_THE INPUT_:
__________

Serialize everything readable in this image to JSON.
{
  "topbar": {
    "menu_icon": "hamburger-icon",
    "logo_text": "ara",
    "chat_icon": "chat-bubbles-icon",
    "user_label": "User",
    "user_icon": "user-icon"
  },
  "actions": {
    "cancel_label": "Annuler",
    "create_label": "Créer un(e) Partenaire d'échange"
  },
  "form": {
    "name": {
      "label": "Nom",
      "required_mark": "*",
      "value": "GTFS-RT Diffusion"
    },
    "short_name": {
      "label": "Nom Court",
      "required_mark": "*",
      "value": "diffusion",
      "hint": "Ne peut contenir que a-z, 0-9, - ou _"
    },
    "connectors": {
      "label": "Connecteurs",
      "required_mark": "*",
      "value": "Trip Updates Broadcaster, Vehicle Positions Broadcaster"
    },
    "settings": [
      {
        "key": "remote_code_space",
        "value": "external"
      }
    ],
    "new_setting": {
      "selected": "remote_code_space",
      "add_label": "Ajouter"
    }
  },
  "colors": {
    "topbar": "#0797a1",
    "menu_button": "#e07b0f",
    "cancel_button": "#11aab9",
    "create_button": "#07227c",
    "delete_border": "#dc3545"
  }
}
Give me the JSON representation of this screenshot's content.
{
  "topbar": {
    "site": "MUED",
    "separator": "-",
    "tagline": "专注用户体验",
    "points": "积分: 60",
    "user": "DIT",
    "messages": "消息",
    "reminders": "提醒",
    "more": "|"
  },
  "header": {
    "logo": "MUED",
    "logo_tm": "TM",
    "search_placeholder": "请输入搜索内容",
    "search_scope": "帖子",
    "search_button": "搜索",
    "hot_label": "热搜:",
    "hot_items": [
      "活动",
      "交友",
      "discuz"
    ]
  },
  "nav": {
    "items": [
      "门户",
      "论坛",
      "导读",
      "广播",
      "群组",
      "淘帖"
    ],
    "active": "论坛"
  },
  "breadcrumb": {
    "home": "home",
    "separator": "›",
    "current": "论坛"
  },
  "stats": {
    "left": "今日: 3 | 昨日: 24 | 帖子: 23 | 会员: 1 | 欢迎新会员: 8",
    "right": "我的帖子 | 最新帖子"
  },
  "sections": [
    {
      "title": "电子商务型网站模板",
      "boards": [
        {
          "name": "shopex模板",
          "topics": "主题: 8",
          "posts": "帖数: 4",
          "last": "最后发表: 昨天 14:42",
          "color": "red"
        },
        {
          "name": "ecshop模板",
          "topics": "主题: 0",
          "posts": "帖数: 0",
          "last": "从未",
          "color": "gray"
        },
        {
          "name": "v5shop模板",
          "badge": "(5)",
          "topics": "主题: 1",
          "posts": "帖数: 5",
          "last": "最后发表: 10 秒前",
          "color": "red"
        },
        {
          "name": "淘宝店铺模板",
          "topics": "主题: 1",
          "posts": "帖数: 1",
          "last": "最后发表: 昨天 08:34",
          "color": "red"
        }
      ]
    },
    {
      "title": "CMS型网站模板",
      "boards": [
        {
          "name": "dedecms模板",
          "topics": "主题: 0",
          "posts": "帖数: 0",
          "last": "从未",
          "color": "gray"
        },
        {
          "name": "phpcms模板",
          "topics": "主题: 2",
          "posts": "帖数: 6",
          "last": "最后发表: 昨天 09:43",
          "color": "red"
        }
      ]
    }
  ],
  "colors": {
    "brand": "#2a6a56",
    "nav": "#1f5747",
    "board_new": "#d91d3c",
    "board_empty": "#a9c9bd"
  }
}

__________

_WHAT THE TASK ASKS_: Output the data above exactly, please, line for line.

_TASK ANSWER_:
Serialize everything readable in this image to JSON.
{
  "topbar": {
    "menu_icon": "hamburger-icon",
    "logo_text": "ara",
    "chat_icon": "chat-bubbles-icon",
    "user_label": "User",
    "user_icon": "user-icon"
  },
  "actions": {
    "cancel_label": "Annuler",
    "create_label": "Créer un(e) Partenaire d'échange"
  },
  "form": {
    "name": {
      "label": "Nom",
      "required_mark": "*",
      "value": "GTFS-RT Diffusion"
    },
    "short_name": {
      "label": "Nom Court",
      "required_mark": "*",
      "value": "diffusion",
      "hint": "Ne peut contenir que a-z, 0-9, - ou _"
    },
    "connectors": {
      "label": "Connecteurs",
      "required_mark": "*",
      "value": "Trip Updates Broadcaster, Vehicle Positions Broadcaster"
    },
    "settings": [
      {
        "key": "remote_code_space",
        "value": "external"
      }
    ],
    "new_setting": {
      "selected": "remote_code_space",
      "add_label": "Ajouter"
    }
  },
  "colors": {
    "topbar": "#0797a1",
    "menu_button": "#e07b0f",
    "cancel_button": "#11aab9",
    "create_button": "#07227c",
    "delete_border": "#dc3545"
  }
}
Give me the JSON representation of this screenshot's content.
{
  "topbar": {
    "site": "MUED",
    "separator": "-",
    "tagline": "专注用户体验",
    "points": "积分: 60",
    "user": "DIT",
    "messages": "消息",
    "reminders": "提醒",
    "more": "|"
  },
  "header": {
    "logo": "MUED",
    "logo_tm": "TM",
    "search_placeholder": "请输入搜索内容",
    "search_scope": "帖子",
    "search_button": "搜索",
    "hot_label": "热搜:",
    "hot_items": [
      "活动",
      "交友",
      "discuz"
    ]
  },
  "nav": {
    "items": [
      "门户",
      "论坛",
      "导读",
      "广播",
      "群组",
      "淘帖"
    ],
    "active": "论坛"
  },
  "breadcrumb": {
    "home": "home",
    "separator": "›",
    "current": "论坛"
  },
  "stats": {
    "left": "今日: 3 | 昨日: 24 | 帖子: 23 | 会员: 1 | 欢迎新会员: 8",
    "right": "我的帖子 | 最新帖子"
  },
  "sections": [
    {
      "title": "电子商务型网站模板",
      "boards": [
        {
          "name": "shopex模板",
          "topics": "主题: 8",
          "posts": "帖数: 4",
          "last": "最后发表: 昨天 14:42",
          "color": "red"
        },
        {
          "name": "ecshop模板",
          "topics": "主题: 0",
          "posts": "帖数: 0",
          "last": "从未",
          "color": "gray"
        },
        {
          "name": "v5shop模板",
          "badge": "(5)",
          "topics": "主题: 1",
          "posts": "帖数: 5",
          "last": "最后发表: 10 秒前",
          "color": "red"
        },
        {
          "name": "淘宝店铺模板",
          "topics": "主题: 1",
          "posts": "帖数: 1",
          "last": "最后发表: 昨天 08:34",
          "color": "red"
        }
      ]
    },
    {
      "title": "CMS型网站模板",
      "boards": [
        {
          "name": "dedecms模板",
          "topics": "主题: 0",
          "posts": "帖数: 0",
          "last": "从未",
          "color": "gray"
        },
        {
          "name": "phpcms模板",
          "topics": "主题: 2",
          "posts": "帖数: 6",
          "last": "最后发表: 昨天 09:43",
          "color": "red"
        }
      ]
    }
  ],
  "colors": {
    "brand": "#2a6a56",
    "nav": "#1f5747",
    "board_new": "#d91d3c",
    "board_empty": "#a9c9bd"
  }
}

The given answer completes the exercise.